[Information shown]:

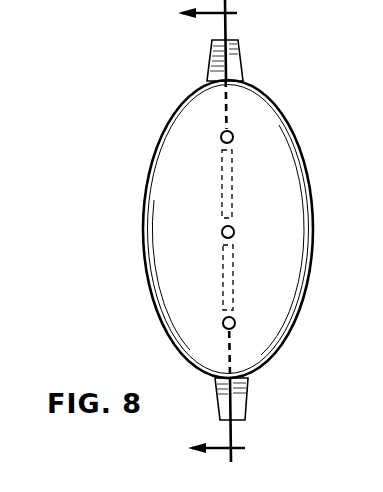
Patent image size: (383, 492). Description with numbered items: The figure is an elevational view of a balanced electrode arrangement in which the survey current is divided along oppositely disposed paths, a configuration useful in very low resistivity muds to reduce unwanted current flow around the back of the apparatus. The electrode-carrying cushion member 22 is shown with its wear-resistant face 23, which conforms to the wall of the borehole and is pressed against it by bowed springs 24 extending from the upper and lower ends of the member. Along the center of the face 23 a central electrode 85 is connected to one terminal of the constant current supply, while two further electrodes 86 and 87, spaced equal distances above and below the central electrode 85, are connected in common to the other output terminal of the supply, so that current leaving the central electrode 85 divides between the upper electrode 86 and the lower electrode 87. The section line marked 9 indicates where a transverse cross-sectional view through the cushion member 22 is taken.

The section line 9- 9 is at (203, 231).
The cushion member 22 is at (169, 142).
The wear-resistant face 23 is at (282, 148).
The bowed springs 24 is at (241, 50).
The central electrode 85 is at (233, 228).
The electrode 86 is at (232, 133).
The electrode 87 is at (234, 319).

[Description of the task]:
Pick out every line in the entries above that contains the string "electrode", treating uppercase and lowercase as different. Copy each of those lines in full.

[Expected output]:
Patent image size: (383, 492). Description with numbered items: The figure is an elevational view of a balanced electrode arrangement in which the survey current is divided along oppositely disposed paths, a configuration useful in very low resistivity muds to reduce unwanted current flow around the back of the apparatus. The electrode-carrying cushion member 22 is shown with its wear-resistant face 23, which conforms to the wall of the borehole and is pressed against it by bowed springs 24 extending from the upper and lower ends of the member. Along the center of the face 23 a central electrode 85 is connected to one terminal of the constant current supply, while two further electrodes 86 and 87, spaced equal distances above and below the central electrode 85, are connected in common to the other output terminal of the supply, so that current leaving the central electrode 85 divides between the upper electrode 86 and the lower electrode 87. The section line marked 9 indicates where a transverse cross-sectional view through the cushion member 22 is taken.
The central electrode 85 is at (233, 228).
The electrode 86 is at (232, 133).
The electrode 87 is at (234, 319).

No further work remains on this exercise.